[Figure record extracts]
=======

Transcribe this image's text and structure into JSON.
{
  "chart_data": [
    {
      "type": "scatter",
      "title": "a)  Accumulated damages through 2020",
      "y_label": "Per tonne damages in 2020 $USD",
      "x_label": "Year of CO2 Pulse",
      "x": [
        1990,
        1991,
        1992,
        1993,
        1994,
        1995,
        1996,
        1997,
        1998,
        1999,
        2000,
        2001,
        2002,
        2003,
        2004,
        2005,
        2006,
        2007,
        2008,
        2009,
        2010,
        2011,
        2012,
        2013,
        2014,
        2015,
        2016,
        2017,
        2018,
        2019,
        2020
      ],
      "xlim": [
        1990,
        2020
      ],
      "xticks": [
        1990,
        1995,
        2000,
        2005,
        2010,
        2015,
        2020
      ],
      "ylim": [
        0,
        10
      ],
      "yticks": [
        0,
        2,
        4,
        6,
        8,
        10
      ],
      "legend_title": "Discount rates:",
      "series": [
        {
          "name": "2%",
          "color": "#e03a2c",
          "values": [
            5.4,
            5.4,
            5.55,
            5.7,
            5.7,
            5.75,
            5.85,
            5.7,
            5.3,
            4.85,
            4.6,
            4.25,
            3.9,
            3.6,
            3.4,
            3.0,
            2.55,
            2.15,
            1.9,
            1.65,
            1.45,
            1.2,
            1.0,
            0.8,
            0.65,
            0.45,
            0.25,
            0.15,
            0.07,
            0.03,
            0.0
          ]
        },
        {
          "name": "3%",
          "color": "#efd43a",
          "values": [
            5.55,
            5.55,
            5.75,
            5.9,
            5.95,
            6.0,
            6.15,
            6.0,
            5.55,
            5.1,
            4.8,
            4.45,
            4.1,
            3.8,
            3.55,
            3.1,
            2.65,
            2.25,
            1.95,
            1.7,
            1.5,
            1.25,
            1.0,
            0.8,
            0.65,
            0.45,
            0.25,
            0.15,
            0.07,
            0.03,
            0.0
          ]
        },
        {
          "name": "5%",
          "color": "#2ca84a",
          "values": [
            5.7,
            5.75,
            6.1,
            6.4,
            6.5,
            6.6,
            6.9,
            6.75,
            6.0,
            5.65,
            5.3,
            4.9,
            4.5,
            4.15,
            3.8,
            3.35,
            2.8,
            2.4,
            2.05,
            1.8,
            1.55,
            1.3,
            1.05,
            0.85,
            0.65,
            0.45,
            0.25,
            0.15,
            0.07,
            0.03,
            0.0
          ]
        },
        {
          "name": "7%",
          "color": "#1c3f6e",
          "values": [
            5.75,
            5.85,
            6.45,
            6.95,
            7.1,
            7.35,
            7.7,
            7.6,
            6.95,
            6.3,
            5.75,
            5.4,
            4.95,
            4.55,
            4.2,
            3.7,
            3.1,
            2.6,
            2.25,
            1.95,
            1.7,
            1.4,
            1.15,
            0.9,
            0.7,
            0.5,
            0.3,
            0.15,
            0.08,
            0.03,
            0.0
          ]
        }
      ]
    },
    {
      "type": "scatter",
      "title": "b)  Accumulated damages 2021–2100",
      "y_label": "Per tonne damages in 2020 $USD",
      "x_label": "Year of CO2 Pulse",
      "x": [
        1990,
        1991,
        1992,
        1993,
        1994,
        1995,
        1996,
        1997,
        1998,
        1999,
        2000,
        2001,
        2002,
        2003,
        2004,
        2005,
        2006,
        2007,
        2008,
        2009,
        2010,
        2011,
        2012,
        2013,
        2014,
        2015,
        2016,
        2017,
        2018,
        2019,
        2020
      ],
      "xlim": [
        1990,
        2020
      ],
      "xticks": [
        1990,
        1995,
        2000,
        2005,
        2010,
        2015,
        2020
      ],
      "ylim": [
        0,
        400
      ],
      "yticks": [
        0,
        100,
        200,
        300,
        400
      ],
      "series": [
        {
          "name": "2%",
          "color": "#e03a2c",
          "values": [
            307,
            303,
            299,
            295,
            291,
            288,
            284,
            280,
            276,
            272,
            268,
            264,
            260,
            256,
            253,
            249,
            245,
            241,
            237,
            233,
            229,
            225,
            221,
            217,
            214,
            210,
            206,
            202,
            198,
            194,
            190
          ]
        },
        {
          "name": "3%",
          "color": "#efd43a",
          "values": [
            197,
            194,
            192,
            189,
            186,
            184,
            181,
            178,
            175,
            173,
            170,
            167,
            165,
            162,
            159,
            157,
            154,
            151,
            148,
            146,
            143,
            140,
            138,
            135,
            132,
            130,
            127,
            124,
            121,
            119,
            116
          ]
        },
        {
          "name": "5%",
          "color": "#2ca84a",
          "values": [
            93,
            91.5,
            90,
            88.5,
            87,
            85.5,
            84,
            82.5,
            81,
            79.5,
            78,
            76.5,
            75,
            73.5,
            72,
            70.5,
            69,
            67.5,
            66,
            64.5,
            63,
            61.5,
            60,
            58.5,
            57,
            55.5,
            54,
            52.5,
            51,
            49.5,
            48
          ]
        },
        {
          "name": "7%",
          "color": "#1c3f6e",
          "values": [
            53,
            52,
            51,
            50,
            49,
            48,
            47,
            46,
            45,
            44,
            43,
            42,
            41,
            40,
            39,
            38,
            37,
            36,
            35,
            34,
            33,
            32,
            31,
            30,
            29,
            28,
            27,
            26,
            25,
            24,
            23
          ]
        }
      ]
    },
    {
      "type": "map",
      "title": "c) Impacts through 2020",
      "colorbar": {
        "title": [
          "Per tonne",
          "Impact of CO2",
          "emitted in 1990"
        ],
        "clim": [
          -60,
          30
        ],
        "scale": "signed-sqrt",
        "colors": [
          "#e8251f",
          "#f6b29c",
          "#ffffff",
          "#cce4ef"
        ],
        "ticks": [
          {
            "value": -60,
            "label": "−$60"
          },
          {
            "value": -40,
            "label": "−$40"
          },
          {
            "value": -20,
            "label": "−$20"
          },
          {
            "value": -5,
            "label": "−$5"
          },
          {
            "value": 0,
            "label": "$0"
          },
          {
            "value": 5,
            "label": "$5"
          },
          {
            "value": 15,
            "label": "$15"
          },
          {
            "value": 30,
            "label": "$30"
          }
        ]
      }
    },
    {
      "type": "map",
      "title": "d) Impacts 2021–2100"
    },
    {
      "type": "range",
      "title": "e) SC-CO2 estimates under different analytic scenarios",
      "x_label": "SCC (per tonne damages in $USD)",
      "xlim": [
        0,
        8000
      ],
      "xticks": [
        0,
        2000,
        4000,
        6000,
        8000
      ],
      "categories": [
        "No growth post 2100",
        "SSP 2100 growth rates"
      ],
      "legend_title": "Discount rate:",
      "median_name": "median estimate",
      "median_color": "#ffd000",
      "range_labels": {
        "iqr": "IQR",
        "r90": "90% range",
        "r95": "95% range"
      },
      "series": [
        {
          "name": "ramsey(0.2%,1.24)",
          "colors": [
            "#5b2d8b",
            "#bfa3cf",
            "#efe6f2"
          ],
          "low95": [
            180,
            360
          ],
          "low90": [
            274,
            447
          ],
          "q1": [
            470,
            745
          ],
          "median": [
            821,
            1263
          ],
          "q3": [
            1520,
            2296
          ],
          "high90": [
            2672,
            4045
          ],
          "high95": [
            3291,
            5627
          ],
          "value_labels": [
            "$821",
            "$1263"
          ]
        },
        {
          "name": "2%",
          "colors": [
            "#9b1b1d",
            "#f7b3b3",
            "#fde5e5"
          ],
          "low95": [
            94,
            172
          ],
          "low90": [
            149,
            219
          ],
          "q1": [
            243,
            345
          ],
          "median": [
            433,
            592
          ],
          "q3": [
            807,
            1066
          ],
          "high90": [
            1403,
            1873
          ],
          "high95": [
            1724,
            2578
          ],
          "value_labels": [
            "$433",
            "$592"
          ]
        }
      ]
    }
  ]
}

=======

_Task directions_. Provide the number of lines in the entries that include "Discount", and no other text.

_Response to this task_. 2